■ Your objective ■
From the records below, extract all the text exactly and leave the images behind.

■ Information supplied ■
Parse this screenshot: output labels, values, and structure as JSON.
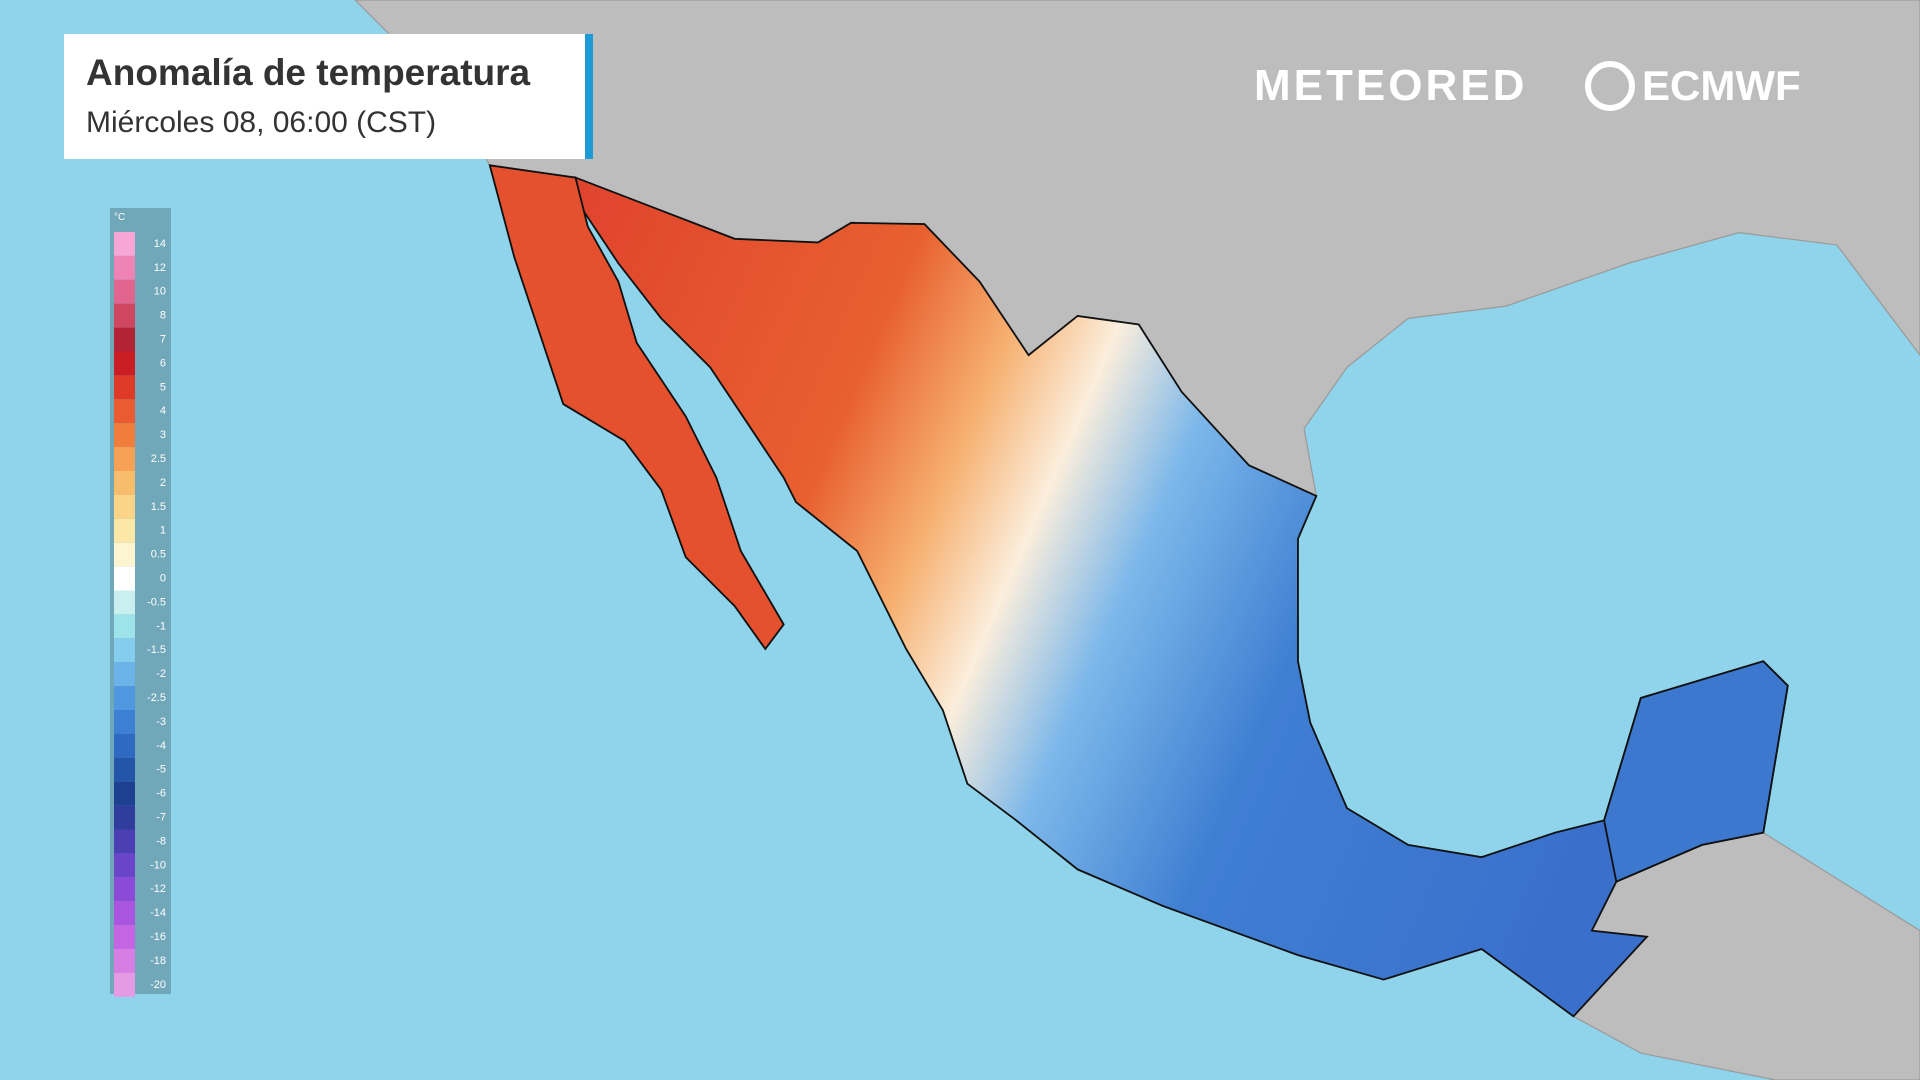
{
  "header": {
    "title": "Anomalía de temperatura",
    "subtitle": "Miércoles 08, 06:00 (CST)"
  },
  "legend": {
    "unit": "°C",
    "entries": [
      {
        "label": "14",
        "color": "#f7a6d6"
      },
      {
        "label": "12",
        "color": "#ee84b4"
      },
      {
        "label": "10",
        "color": "#e06690"
      },
      {
        "label": "8",
        "color": "#cf4661"
      },
      {
        "label": "7",
        "color": "#b22336"
      },
      {
        "label": "6",
        "color": "#c91f24"
      },
      {
        "label": "5",
        "color": "#de3a28"
      },
      {
        "label": "4",
        "color": "#ea5b2f"
      },
      {
        "label": "3",
        "color": "#f07d3c"
      },
      {
        "label": "2.5",
        "color": "#f6a156"
      },
      {
        "label": "2",
        "color": "#f8bd6c"
      },
      {
        "label": "1.5",
        "color": "#fbd487"
      },
      {
        "label": "1",
        "color": "#fde7a6"
      },
      {
        "label": "0.5",
        "color": "#fdf5cf"
      },
      {
        "label": "0",
        "color": "#ffffff"
      },
      {
        "label": "-0.5",
        "color": "#c9f0ee"
      },
      {
        "label": "-1",
        "color": "#9ee3ea"
      },
      {
        "label": "-1.5",
        "color": "#85cdef"
      },
      {
        "label": "-2",
        "color": "#6bb4ea"
      },
      {
        "label": "-2.5",
        "color": "#4f98e0"
      },
      {
        "label": "-3",
        "color": "#3d80d3"
      },
      {
        "label": "-4",
        "color": "#2f6ac2"
      },
      {
        "label": "-5",
        "color": "#2355a9"
      },
      {
        "label": "-6",
        "color": "#1d4190"
      },
      {
        "label": "-7",
        "color": "#2f3e9c"
      },
      {
        "label": "-8",
        "color": "#4a40b3"
      },
      {
        "label": "-10",
        "color": "#6a44c9"
      },
      {
        "label": "-12",
        "color": "#8c4ad8"
      },
      {
        "label": "-14",
        "color": "#aa55e0"
      },
      {
        "label": "-16",
        "color": "#c466e3"
      },
      {
        "label": "-18",
        "color": "#d77ee4"
      },
      {
        "label": "-20",
        "color": "#e59ae6"
      }
    ]
  },
  "logos": {
    "left": "METEORED",
    "right": "ECMWF"
  }
}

■ The result ■
Parse this screenshot: output labels, values, and structure as JSON.
{
  "header": {
    "title": "Anomalía de temperatura",
    "subtitle": "Miércoles 08, 06:00 (CST)"
  },
  "legend": {
    "unit": "°C",
    "entries": [
      {
        "label": "14",
        "color": "#f7a6d6"
      },
      {
        "label": "12",
        "color": "#ee84b4"
      },
      {
        "label": "10",
        "color": "#e06690"
      },
      {
        "label": "8",
        "color": "#cf4661"
      },
      {
        "label": "7",
        "color": "#b22336"
      },
      {
        "label": "6",
        "color": "#c91f24"
      },
      {
        "label": "5",
        "color": "#de3a28"
      },
      {
        "label": "4",
        "color": "#ea5b2f"
      },
      {
        "label": "3",
        "color": "#f07d3c"
      },
      {
        "label": "2.5",
        "color": "#f6a156"
      },
      {
        "label": "2",
        "color": "#f8bd6c"
      },
      {
        "label": "1.5",
        "color": "#fbd487"
      },
      {
        "label": "1",
        "color": "#fde7a6"
      },
      {
        "label": "0.5",
        "color": "#fdf5cf"
      },
      {
        "label": "0",
        "color": "#ffffff"
      },
      {
        "label": "-0.5",
        "color": "#c9f0ee"
      },
      {
        "label": "-1",
        "color": "#9ee3ea"
      },
      {
        "label": "-1.5",
        "color": "#85cdef"
      },
      {
        "label": "-2",
        "color": "#6bb4ea"
      },
      {
        "label": "-2.5",
        "color": "#4f98e0"
      },
      {
        "label": "-3",
        "color": "#3d80d3"
      },
      {
        "label": "-4",
        "color": "#2f6ac2"
      },
      {
        "label": "-5",
        "color": "#2355a9"
      },
      {
        "label": "-6",
        "color": "#1d4190"
      },
      {
        "label": "-7",
        "color": "#2f3e9c"
      },
      {
        "label": "-8",
        "color": "#4a40b3"
      },
      {
        "label": "-10",
        "color": "#6a44c9"
      },
      {
        "label": "-12",
        "color": "#8c4ad8"
      },
      {
        "label": "-14",
        "color": "#aa55e0"
      },
      {
        "label": "-16",
        "color": "#c466e3"
      },
      {
        "label": "-18",
        "color": "#d77ee4"
      },
      {
        "label": "-20",
        "color": "#e59ae6"
      }
    ]
  },
  "logos": {
    "left": "METEORED",
    "right": "ECMWF"
  }
}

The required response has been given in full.